What is required -
Below are some records. Copy every line in them that holds "yuan".

Data shown -

■ ■ ■ ■ ■ ■ ■

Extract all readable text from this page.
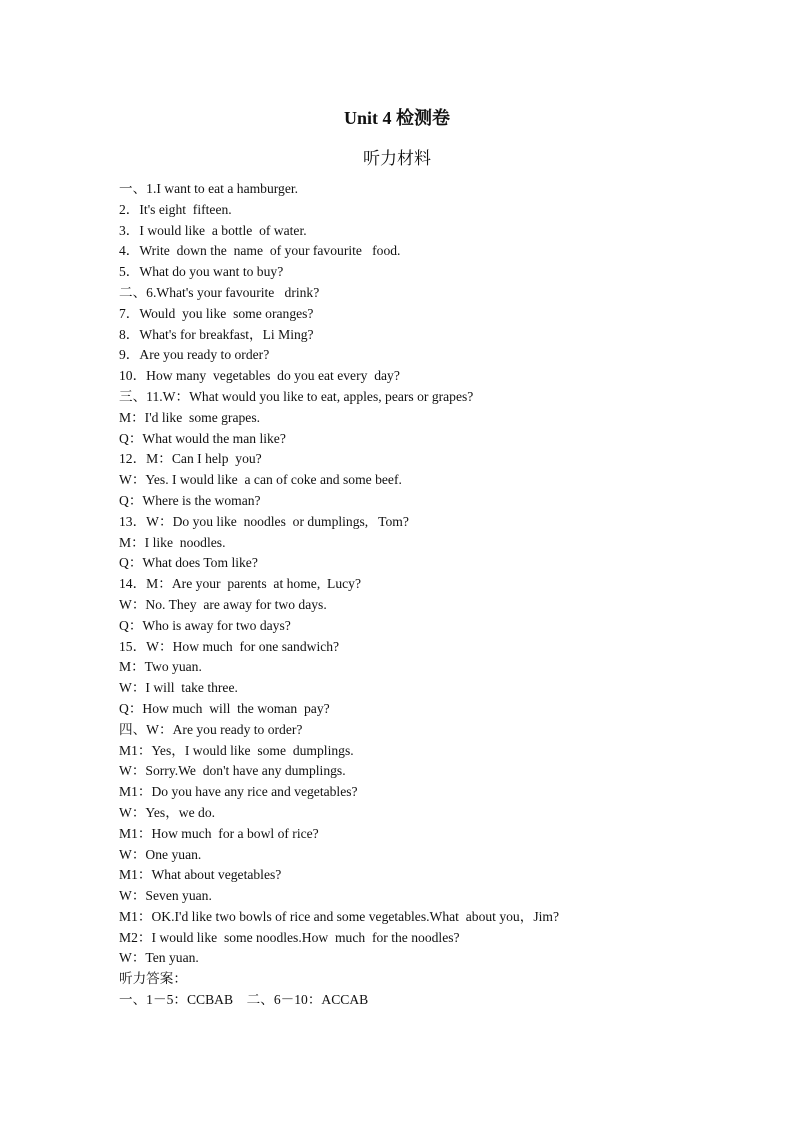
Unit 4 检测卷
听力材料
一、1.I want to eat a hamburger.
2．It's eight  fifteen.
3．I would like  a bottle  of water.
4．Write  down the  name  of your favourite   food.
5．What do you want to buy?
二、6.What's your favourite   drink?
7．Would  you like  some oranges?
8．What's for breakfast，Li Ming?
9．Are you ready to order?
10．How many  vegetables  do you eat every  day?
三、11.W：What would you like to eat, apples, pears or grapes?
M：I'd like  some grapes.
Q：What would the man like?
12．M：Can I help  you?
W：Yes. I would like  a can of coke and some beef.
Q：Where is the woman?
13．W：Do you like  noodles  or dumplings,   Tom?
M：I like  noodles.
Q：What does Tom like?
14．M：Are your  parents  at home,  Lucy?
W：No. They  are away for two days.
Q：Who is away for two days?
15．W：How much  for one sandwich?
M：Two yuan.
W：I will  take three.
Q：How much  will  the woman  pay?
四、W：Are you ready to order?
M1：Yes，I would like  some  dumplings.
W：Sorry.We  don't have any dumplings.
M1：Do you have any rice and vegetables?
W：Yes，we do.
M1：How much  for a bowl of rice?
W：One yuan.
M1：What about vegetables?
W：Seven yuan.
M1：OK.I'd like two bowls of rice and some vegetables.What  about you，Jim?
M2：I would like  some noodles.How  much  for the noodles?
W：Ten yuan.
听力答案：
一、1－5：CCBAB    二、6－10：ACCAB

■ ■ ■ ■ ■ ■ ■

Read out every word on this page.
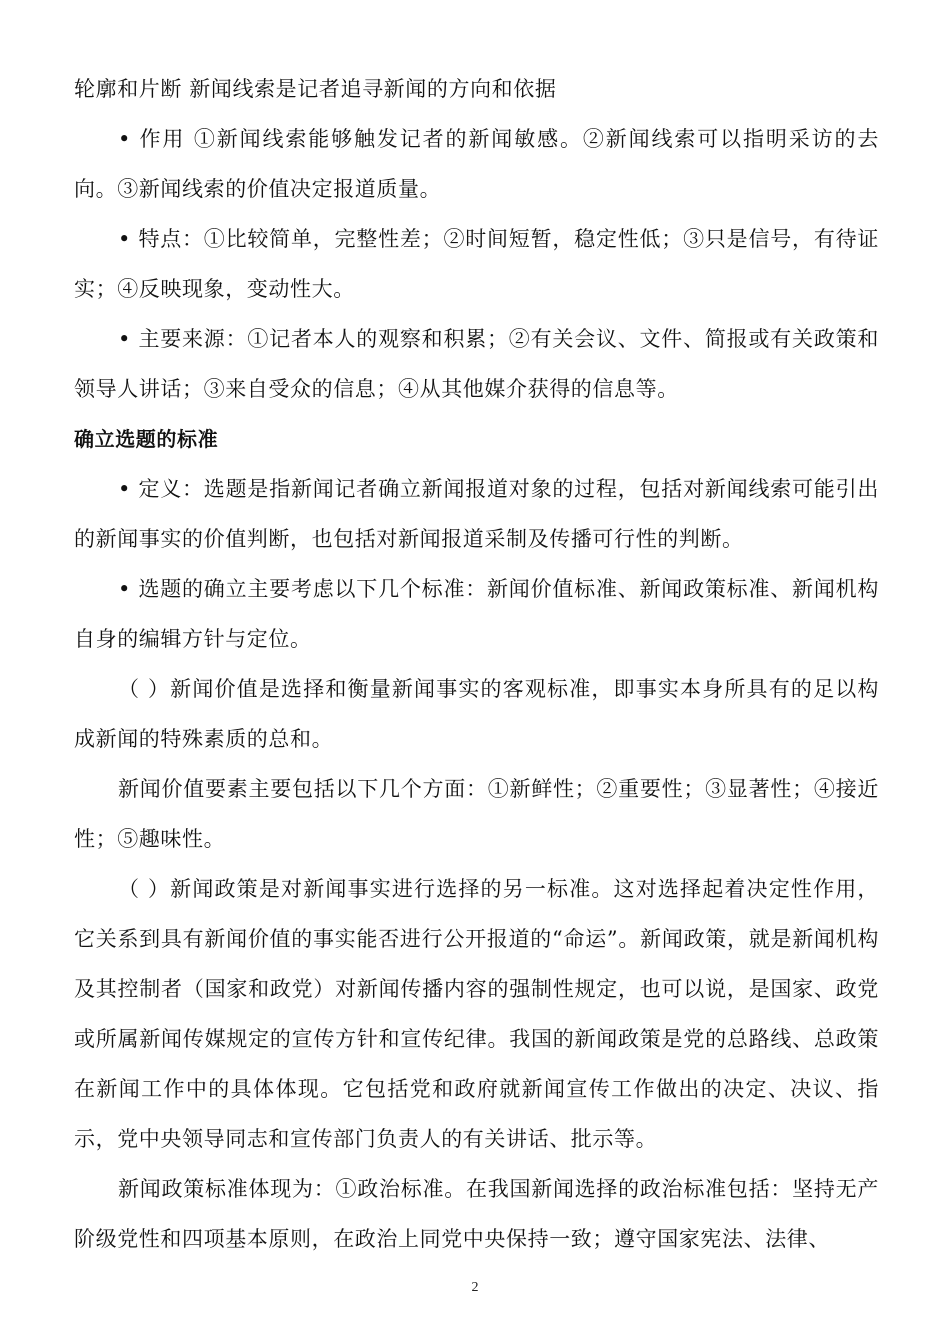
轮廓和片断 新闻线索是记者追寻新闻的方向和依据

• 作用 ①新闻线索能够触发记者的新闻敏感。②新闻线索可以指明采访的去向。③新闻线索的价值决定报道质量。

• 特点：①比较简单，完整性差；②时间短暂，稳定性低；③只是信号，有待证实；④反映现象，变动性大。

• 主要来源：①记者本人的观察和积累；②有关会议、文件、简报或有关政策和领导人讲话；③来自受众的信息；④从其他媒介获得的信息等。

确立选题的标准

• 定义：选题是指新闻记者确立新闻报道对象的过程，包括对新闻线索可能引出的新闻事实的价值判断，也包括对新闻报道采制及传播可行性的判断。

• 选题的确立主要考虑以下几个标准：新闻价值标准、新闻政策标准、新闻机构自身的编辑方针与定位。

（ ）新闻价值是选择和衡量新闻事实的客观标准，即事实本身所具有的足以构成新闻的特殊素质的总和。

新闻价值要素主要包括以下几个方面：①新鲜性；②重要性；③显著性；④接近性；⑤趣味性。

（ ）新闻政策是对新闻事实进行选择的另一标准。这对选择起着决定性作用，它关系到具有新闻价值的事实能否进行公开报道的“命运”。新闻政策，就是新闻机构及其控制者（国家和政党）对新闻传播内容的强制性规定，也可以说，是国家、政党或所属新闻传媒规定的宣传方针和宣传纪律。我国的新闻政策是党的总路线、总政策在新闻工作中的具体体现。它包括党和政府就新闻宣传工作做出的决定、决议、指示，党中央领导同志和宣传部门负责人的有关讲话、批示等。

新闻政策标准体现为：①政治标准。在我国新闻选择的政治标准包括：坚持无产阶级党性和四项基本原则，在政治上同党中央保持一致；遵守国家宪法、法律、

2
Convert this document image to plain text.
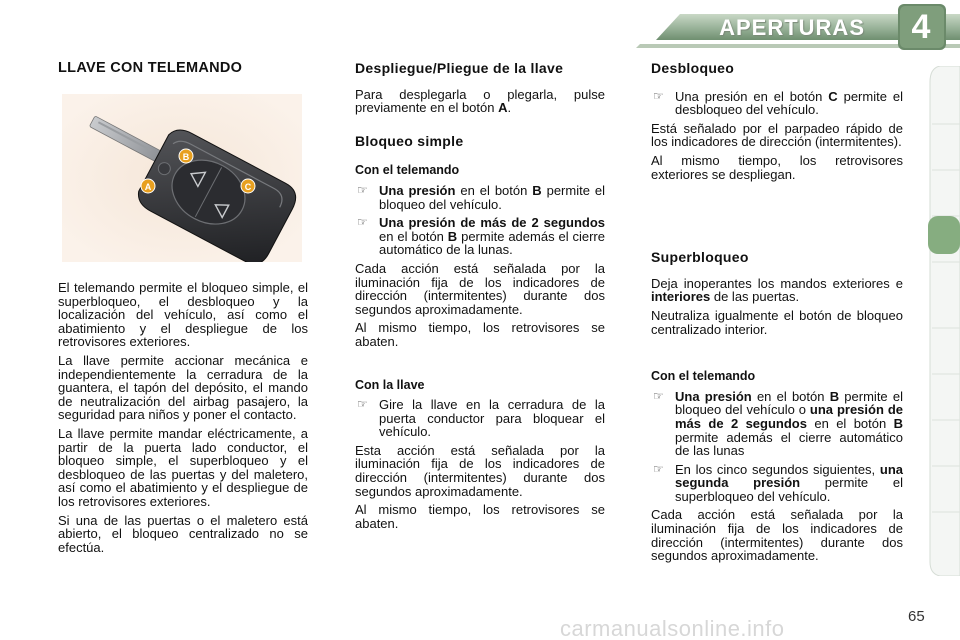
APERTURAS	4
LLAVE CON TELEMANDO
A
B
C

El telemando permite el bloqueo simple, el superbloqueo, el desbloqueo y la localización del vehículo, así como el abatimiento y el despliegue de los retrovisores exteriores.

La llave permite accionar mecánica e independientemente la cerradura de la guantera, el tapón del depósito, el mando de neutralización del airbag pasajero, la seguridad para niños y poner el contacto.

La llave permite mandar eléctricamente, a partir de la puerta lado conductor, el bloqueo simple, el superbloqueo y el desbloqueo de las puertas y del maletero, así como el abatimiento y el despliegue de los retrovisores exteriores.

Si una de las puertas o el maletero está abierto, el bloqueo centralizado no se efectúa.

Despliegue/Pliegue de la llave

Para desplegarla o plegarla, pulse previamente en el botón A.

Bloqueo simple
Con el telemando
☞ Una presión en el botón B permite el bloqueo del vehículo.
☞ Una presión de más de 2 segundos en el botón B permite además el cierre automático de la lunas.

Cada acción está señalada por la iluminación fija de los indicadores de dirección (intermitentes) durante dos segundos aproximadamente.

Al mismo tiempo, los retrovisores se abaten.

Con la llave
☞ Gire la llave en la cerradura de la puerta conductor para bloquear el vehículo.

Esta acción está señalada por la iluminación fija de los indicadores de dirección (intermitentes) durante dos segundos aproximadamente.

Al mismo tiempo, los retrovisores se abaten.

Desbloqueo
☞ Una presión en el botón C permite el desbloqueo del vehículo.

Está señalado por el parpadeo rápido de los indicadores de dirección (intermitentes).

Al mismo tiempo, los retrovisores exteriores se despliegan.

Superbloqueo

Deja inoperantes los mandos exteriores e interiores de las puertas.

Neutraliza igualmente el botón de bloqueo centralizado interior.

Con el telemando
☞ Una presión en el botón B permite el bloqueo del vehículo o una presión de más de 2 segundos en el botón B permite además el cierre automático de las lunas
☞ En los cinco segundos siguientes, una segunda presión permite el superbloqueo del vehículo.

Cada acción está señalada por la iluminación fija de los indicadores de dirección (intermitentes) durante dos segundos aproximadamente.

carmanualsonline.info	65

■ ■ ■ ■ ■ ■ ■

Solution to this problem -
M：Two yuan.
W：One yuan.
W：Seven yuan.
W：Ten yuan.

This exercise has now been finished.